*WORK INSTRUCTIONS*
Write the data below out exactly as it stands. Do not include the pictures.

━━━━━ MATERIAL TO PROCESS

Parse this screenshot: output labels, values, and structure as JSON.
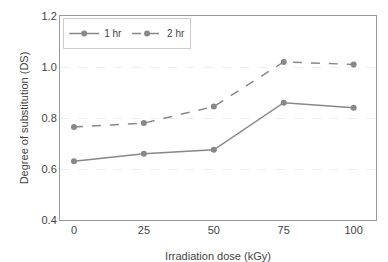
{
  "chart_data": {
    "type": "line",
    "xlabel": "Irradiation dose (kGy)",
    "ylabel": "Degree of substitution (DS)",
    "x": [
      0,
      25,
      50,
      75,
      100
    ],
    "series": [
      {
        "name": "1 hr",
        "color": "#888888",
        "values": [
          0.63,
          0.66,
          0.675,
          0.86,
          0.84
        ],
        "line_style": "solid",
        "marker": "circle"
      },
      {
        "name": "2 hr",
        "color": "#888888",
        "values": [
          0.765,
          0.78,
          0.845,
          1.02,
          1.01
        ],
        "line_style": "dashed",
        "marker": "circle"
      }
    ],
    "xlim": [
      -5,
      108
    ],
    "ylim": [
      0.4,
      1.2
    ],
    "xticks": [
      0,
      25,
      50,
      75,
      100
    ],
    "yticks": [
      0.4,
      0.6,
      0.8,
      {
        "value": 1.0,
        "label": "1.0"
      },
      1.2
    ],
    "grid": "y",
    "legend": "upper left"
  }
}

━━━━━━━━━━

*EXPECTED ANSWER*
Parse this screenshot: output labels, values, and structure as JSON.
{
  "chart_data": {
    "type": "line",
    "xlabel": "Irradiation dose (kGy)",
    "ylabel": "Degree of substitution (DS)",
    "x": [
      0,
      25,
      50,
      75,
      100
    ],
    "series": [
      {
        "name": "1 hr",
        "color": "#888888",
        "values": [
          0.63,
          0.66,
          0.675,
          0.86,
          0.84
        ],
        "line_style": "solid",
        "marker": "circle"
      },
      {
        "name": "2 hr",
        "color": "#888888",
        "values": [
          0.765,
          0.78,
          0.845,
          1.02,
          1.01
        ],
        "line_style": "dashed",
        "marker": "circle"
      }
    ],
    "xlim": [
      -5,
      108
    ],
    "ylim": [
      0.4,
      1.2
    ],
    "xticks": [
      0,
      25,
      50,
      75,
      100
    ],
    "yticks": [
      0.4,
      0.6,
      0.8,
      {
        "value": 1.0,
        "label": "1.0"
      },
      1.2
    ],
    "grid": "y",
    "legend": "upper left"
  }
}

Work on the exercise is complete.